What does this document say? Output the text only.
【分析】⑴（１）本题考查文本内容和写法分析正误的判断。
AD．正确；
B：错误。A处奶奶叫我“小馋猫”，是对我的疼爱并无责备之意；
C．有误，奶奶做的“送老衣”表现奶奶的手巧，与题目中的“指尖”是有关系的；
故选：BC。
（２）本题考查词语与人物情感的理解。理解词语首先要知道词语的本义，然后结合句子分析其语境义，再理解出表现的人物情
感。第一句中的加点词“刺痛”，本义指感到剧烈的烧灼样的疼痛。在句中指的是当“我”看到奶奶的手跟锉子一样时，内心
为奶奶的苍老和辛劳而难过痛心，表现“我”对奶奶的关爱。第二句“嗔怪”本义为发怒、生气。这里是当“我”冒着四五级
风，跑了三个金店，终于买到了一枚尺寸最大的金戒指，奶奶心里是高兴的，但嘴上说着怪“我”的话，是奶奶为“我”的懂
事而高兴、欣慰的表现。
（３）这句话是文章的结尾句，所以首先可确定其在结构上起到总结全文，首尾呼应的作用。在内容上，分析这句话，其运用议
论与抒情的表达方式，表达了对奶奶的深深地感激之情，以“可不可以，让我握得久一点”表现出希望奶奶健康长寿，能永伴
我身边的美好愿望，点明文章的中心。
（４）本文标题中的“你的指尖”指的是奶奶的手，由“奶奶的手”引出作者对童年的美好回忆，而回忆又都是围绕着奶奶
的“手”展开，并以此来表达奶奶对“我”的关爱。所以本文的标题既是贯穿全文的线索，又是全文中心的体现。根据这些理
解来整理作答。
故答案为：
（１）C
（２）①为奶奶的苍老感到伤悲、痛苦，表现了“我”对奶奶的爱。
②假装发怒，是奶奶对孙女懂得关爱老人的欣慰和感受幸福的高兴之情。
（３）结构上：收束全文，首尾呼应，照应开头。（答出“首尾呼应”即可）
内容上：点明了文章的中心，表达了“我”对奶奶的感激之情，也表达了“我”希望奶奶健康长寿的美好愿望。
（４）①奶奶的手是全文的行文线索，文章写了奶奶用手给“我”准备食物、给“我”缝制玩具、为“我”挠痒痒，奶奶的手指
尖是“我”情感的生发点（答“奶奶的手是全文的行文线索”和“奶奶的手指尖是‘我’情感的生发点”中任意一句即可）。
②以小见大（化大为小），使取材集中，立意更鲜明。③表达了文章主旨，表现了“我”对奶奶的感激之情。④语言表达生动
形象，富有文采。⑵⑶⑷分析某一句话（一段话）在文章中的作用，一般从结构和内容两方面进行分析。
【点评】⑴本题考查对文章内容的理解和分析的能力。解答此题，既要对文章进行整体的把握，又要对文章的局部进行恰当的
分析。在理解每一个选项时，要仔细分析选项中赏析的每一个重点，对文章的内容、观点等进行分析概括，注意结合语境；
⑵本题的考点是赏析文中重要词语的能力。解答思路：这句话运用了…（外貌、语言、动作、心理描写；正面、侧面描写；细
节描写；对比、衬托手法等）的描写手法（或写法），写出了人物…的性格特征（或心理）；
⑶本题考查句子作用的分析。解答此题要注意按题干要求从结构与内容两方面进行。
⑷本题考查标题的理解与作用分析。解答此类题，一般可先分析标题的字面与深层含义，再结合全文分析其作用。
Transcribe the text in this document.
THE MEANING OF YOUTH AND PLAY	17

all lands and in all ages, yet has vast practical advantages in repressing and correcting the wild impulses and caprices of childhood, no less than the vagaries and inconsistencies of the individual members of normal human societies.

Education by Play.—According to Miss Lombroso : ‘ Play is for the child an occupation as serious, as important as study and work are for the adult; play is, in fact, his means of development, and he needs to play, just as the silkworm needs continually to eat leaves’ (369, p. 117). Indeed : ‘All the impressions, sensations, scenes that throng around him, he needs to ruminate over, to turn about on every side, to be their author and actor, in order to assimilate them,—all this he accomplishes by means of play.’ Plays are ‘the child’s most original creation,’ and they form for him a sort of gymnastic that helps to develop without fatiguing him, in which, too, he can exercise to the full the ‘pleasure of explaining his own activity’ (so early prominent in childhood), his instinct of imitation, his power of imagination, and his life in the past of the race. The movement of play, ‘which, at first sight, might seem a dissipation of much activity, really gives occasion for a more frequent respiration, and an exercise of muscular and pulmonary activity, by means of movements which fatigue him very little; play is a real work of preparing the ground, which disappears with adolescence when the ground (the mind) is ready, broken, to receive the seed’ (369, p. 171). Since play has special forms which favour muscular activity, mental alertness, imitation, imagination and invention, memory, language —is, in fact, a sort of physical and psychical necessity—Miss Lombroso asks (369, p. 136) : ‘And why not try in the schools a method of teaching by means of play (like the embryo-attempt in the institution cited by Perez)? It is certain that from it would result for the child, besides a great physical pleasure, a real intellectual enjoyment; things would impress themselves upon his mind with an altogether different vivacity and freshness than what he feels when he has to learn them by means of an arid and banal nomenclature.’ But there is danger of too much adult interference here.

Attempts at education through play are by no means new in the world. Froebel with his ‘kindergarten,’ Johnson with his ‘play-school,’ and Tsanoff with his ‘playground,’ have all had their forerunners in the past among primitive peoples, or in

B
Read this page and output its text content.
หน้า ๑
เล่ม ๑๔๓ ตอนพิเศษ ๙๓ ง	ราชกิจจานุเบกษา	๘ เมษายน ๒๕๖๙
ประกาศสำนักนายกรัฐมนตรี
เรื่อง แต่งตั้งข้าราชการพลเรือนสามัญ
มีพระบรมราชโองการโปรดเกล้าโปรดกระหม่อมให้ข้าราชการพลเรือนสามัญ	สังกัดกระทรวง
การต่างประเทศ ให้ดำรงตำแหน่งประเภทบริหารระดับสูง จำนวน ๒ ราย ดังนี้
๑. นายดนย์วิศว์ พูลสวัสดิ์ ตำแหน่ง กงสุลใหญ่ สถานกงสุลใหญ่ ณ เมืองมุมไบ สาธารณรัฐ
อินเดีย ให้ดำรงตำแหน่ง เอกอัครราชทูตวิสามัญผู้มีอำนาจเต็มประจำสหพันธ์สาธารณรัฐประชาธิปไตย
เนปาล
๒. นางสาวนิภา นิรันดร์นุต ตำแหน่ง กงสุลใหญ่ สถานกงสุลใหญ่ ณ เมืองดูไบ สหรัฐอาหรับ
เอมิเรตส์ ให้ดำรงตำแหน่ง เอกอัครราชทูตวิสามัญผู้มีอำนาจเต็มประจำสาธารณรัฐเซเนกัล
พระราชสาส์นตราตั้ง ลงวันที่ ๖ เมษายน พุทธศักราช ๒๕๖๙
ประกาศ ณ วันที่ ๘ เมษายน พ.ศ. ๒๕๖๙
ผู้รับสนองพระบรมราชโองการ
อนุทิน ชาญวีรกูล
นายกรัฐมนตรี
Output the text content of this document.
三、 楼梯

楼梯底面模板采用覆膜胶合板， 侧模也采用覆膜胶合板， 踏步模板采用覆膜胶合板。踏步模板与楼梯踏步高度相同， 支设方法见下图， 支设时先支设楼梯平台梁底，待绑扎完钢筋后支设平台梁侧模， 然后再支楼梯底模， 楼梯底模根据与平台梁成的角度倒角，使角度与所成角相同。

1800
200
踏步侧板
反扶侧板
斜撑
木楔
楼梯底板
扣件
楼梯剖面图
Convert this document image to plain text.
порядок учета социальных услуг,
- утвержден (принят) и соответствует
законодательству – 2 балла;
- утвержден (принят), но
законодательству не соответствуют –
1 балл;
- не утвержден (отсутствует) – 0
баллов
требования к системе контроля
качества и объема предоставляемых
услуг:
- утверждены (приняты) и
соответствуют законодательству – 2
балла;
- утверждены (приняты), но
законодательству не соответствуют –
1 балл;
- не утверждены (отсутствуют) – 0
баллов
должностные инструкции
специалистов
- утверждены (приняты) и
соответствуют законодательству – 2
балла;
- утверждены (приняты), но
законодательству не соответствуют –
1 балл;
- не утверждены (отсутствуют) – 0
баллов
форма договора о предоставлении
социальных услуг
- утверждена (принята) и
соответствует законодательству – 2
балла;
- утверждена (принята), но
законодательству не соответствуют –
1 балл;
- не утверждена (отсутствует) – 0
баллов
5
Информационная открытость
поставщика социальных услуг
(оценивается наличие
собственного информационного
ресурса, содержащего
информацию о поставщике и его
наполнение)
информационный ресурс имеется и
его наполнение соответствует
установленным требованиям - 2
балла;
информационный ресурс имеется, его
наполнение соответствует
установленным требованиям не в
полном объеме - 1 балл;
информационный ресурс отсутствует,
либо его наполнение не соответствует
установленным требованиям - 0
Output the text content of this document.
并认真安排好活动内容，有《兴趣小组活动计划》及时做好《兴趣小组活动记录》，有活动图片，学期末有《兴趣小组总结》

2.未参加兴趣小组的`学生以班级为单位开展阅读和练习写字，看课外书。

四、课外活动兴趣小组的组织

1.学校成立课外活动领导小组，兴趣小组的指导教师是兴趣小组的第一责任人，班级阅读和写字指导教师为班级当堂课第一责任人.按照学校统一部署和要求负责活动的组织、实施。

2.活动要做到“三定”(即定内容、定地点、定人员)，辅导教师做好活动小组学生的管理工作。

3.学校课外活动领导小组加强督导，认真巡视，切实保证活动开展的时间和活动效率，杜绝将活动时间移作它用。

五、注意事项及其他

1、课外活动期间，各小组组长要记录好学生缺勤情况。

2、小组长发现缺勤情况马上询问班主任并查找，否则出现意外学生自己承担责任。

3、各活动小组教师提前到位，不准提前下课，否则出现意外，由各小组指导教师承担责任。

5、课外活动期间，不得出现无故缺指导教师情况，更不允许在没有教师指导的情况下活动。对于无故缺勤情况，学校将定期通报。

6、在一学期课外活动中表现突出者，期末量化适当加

********

- Goal -
Nothing outside the span should appear: transcribe the lines from the one containing "Convert this document image to plain text." through the last line of the records.

- Problem solution -
Convert this document image to plain text.
порядок учета социальных услуг,
- утвержден (принят) и соответствует
законодательству – 2 балла;
- утвержден (принят), но
законодательству не соответствуют –
1 балл;
- не утвержден (отсутствует) – 0
баллов
требования к системе контроля
качества и объема предоставляемых
услуг:
- утверждены (приняты) и
соответствуют законодательству – 2
балла;
- утверждены (приняты), но
законодательству не соответствуют –
1 балл;
- не утверждены (отсутствуют) – 0
баллов
должностные инструкции
специалистов
- утверждены (приняты) и
соответствуют законодательству – 2
балла;
- утверждены (приняты), но
законодательству не соответствуют –
1 балл;
- не утверждены (отсутствуют) – 0
баллов
форма договора о предоставлении
социальных услуг
- утверждена (принята) и
соответствует законодательству – 2
балла;
- утверждена (принята), но
законодательству не соответствуют –
1 балл;
- не утверждена (отсутствует) – 0
баллов
5
Информационная открытость
поставщика социальных услуг
(оценивается наличие
собственного информационного
ресурса, содержащего
информацию о поставщике и его
наполнение)
информационный ресурс имеется и
его наполнение соответствует
установленным требованиям - 2
балла;
информационный ресурс имеется, его
наполнение соответствует
установленным требованиям не в
полном объеме - 1 балл;
информационный ресурс отсутствует,
либо его наполнение не соответствует
установленным требованиям - 0
Output the text content of this document.
并认真安排好活动内容，有《兴趣小组活动计划》及时做好《兴趣小组活动记录》，有活动图片，学期末有《兴趣小组总结》

2.未参加兴趣小组的`学生以班级为单位开展阅读和练习写字，看课外书。

四、课外活动兴趣小组的组织

1.学校成立课外活动领导小组，兴趣小组的指导教师是兴趣小组的第一责任人，班级阅读和写字指导教师为班级当堂课第一责任人.按照学校统一部署和要求负责活动的组织、实施。

2.活动要做到“三定”(即定内容、定地点、定人员)，辅导教师做好活动小组学生的管理工作。

3.学校课外活动领导小组加强督导，认真巡视，切实保证活动开展的时间和活动效率，杜绝将活动时间移作它用。

五、注意事项及其他

1、课外活动期间，各小组组长要记录好学生缺勤情况。

2、小组长发现缺勤情况马上询问班主任并查找，否则出现意外学生自己承担责任。

3、各活动小组教师提前到位，不准提前下课，否则出现意外，由各小组指导教师承担责任。

5、课外活动期间，不得出现无故缺指导教师情况，更不允许在没有教师指导的情况下活动。对于无故缺勤情况，学校将定期通报。

6、在一学期课外活动中表现突出者，期末量化适当加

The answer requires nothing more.